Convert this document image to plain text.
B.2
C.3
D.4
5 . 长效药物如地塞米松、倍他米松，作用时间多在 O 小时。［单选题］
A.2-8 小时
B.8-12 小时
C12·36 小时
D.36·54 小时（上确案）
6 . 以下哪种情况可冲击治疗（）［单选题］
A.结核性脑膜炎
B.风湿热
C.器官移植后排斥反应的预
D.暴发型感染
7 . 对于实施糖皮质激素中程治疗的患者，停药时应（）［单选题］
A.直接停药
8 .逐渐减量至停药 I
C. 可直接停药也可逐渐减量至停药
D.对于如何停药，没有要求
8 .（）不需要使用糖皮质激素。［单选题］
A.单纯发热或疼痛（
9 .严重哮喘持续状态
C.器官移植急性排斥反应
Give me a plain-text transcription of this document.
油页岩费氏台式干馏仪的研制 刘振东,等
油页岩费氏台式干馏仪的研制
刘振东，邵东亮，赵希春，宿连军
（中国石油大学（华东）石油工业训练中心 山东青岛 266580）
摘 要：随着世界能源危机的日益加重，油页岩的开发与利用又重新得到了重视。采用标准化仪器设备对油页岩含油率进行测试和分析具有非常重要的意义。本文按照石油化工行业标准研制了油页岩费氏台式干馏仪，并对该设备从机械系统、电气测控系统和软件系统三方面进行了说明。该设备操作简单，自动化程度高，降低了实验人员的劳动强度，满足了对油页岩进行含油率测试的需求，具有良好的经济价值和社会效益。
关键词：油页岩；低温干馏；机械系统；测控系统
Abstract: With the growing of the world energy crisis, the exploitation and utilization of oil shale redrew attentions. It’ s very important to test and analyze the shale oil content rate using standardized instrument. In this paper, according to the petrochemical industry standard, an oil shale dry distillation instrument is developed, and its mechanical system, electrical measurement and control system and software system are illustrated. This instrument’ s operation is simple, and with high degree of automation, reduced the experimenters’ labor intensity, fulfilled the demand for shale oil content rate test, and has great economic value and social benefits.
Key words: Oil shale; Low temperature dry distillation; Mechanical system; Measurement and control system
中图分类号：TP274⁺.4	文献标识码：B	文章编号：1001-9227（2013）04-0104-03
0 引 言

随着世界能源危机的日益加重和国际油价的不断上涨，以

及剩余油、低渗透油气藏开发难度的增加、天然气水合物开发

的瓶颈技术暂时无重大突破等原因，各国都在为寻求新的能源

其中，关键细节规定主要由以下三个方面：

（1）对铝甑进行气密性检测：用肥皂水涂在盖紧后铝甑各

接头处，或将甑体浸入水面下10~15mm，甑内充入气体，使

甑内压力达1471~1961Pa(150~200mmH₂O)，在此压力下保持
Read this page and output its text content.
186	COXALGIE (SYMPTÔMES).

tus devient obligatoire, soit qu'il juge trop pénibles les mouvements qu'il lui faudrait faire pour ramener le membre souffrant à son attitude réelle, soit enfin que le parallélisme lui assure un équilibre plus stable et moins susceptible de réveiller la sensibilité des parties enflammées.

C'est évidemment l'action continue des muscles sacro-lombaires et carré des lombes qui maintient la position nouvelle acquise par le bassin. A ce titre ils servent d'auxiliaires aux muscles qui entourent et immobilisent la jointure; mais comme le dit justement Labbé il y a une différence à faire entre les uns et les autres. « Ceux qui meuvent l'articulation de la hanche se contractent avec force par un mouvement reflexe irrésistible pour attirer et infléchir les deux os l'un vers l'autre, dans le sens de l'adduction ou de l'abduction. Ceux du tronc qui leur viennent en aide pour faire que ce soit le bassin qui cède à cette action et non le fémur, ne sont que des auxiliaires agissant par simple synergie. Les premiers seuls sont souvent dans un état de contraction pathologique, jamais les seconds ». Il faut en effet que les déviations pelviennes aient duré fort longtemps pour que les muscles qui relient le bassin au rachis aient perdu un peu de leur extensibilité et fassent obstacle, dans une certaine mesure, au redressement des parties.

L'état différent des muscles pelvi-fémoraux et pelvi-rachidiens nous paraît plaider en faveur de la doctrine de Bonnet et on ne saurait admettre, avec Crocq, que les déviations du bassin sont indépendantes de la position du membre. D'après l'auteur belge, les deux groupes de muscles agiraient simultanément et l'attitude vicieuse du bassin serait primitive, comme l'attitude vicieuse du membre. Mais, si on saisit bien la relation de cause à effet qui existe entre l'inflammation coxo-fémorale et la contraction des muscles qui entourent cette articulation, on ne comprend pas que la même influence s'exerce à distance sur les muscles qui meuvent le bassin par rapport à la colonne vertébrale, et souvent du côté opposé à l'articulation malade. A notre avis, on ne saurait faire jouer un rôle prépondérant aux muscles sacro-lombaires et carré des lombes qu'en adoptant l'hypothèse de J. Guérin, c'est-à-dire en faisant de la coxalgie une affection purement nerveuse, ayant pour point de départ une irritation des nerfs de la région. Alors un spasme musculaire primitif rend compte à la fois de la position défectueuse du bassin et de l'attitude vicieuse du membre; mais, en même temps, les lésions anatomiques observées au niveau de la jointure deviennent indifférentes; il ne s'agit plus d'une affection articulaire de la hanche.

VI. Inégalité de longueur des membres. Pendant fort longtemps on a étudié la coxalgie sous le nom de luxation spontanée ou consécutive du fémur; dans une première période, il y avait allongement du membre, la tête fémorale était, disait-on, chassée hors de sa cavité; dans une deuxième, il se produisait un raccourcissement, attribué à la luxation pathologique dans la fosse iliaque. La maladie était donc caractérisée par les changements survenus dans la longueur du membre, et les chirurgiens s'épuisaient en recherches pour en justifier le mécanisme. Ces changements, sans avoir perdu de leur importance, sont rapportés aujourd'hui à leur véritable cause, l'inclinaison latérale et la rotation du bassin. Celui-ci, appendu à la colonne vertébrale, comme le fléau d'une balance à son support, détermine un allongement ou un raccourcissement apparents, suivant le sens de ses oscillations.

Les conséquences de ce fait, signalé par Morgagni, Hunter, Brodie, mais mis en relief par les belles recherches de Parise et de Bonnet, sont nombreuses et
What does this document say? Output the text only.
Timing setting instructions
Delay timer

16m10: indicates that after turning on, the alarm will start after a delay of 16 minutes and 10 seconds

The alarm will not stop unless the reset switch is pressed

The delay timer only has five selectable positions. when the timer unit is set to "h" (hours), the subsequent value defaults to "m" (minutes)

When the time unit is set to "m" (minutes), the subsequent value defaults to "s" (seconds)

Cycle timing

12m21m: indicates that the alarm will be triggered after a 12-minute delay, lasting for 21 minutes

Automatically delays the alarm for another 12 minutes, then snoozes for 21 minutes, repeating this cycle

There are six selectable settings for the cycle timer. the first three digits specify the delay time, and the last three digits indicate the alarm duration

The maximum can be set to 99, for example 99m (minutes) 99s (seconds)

◇ ◇ ◇ ◇ ◇ ◇ ◇

Exercise: Within the listing above, work out how many lines contain the string "timer", and reply with that number only.

Answer in full: 3